#### [INSTRUCTIONS FOR THE TASK]
Take every line from the listing below that contains "name".

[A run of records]
+---+
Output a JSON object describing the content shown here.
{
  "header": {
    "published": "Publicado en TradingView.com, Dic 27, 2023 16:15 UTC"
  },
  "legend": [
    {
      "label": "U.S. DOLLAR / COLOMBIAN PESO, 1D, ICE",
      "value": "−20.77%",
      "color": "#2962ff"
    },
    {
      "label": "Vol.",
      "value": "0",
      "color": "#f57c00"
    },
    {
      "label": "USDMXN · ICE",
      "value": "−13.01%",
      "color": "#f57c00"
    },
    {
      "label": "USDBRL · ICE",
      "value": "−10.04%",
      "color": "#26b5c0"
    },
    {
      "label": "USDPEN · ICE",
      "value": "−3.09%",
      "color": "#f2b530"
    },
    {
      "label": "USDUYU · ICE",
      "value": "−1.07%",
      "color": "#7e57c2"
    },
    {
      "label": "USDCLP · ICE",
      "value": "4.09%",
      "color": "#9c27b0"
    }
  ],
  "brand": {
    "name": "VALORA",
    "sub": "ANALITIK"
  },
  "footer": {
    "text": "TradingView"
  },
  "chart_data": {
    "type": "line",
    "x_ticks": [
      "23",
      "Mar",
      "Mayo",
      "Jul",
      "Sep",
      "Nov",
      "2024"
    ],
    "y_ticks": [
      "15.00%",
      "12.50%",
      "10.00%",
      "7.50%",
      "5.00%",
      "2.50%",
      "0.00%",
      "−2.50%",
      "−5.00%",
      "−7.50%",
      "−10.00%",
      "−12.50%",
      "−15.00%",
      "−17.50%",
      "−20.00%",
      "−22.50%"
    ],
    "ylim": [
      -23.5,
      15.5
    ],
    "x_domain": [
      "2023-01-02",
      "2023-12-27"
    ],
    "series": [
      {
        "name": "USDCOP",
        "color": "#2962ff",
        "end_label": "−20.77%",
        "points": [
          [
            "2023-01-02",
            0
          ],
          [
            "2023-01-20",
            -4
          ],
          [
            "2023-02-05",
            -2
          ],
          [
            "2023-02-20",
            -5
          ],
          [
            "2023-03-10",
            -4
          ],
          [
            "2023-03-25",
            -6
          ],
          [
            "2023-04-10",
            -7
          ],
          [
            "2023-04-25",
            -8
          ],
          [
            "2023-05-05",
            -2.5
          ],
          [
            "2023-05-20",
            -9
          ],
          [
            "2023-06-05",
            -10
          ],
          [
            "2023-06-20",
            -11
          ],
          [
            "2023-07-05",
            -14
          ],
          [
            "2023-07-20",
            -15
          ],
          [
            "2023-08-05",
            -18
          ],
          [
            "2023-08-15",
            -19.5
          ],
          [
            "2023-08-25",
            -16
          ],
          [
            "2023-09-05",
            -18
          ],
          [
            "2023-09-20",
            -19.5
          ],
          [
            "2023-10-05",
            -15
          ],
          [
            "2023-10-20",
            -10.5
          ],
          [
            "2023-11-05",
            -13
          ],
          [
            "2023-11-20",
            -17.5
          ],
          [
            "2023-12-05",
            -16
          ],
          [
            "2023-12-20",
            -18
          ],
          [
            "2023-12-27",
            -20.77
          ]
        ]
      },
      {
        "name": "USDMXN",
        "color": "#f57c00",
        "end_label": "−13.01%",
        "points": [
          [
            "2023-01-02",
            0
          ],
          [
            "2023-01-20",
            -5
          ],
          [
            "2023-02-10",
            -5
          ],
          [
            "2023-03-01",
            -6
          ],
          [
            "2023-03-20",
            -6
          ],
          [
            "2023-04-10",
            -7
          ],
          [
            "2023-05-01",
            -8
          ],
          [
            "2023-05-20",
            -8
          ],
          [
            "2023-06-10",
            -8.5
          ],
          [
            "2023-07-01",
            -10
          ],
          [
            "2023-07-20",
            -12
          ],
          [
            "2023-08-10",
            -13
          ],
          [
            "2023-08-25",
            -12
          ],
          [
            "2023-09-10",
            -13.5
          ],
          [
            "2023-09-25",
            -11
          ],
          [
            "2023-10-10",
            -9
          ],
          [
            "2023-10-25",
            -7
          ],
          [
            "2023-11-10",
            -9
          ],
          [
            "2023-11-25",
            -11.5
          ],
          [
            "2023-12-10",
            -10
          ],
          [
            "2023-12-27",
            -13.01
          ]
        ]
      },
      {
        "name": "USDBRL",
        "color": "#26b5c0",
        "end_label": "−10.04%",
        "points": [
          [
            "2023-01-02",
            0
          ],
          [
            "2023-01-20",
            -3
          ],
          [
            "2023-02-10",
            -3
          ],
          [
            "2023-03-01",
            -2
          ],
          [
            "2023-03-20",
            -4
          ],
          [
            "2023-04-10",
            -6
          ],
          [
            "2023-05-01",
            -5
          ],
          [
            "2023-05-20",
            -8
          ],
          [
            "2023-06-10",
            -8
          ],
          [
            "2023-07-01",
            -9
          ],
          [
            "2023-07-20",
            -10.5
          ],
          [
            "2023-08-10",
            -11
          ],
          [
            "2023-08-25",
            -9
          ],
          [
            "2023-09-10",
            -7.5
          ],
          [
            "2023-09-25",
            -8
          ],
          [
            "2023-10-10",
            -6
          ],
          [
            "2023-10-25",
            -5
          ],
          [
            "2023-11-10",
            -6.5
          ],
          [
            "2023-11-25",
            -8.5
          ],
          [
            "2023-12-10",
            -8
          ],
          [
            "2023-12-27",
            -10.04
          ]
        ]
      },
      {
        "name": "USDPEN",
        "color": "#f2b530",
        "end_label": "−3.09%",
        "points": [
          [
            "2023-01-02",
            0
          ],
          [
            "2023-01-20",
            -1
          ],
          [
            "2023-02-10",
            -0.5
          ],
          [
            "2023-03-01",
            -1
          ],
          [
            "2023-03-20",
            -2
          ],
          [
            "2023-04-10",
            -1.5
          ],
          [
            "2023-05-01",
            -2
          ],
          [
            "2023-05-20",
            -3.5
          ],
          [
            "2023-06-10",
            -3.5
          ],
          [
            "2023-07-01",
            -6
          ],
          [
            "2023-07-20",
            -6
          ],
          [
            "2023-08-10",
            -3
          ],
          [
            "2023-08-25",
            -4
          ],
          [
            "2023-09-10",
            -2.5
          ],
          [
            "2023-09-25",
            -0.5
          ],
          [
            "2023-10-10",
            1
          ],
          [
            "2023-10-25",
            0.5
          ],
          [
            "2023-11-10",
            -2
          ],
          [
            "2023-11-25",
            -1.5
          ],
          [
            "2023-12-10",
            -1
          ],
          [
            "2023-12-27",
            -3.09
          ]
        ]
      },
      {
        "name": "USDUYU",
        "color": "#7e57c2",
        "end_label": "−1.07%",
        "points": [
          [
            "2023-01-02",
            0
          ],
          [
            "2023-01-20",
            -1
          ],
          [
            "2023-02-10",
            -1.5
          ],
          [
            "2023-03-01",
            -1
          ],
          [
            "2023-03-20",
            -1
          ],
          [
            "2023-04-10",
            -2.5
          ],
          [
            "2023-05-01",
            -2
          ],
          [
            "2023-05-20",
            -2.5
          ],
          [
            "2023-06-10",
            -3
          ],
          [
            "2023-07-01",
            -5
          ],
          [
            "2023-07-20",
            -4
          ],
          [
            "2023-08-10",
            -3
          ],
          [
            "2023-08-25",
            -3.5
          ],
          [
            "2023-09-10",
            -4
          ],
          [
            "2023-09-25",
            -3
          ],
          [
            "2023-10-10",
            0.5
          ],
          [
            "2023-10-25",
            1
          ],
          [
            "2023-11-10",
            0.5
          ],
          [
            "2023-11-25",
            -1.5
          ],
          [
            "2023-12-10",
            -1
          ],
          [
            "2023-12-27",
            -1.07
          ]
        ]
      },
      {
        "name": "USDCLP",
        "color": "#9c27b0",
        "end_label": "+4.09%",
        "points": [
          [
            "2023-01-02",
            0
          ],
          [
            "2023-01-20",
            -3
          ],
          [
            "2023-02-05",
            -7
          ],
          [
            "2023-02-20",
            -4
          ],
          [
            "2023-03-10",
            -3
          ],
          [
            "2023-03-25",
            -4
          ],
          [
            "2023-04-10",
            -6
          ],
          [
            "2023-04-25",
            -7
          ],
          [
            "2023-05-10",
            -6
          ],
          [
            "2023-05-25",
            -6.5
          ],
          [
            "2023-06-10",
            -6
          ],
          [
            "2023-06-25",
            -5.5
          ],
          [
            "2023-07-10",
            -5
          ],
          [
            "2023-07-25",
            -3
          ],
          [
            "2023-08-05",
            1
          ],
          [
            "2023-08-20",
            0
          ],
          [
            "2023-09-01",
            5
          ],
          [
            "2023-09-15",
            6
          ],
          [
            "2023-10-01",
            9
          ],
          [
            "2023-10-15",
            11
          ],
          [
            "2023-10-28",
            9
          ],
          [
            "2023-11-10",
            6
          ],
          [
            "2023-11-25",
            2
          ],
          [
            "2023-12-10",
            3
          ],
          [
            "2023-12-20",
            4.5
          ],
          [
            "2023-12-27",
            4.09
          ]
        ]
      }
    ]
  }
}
+---+
#### [EXERCISE SOLUTION]
    "name": "VALORA",
        "name": "USDCOP",
        "name": "USDMXN",
        "name": "USDBRL",
        "name": "USDPEN",
        "name": "USDUYU",
        "name": "USDCLP",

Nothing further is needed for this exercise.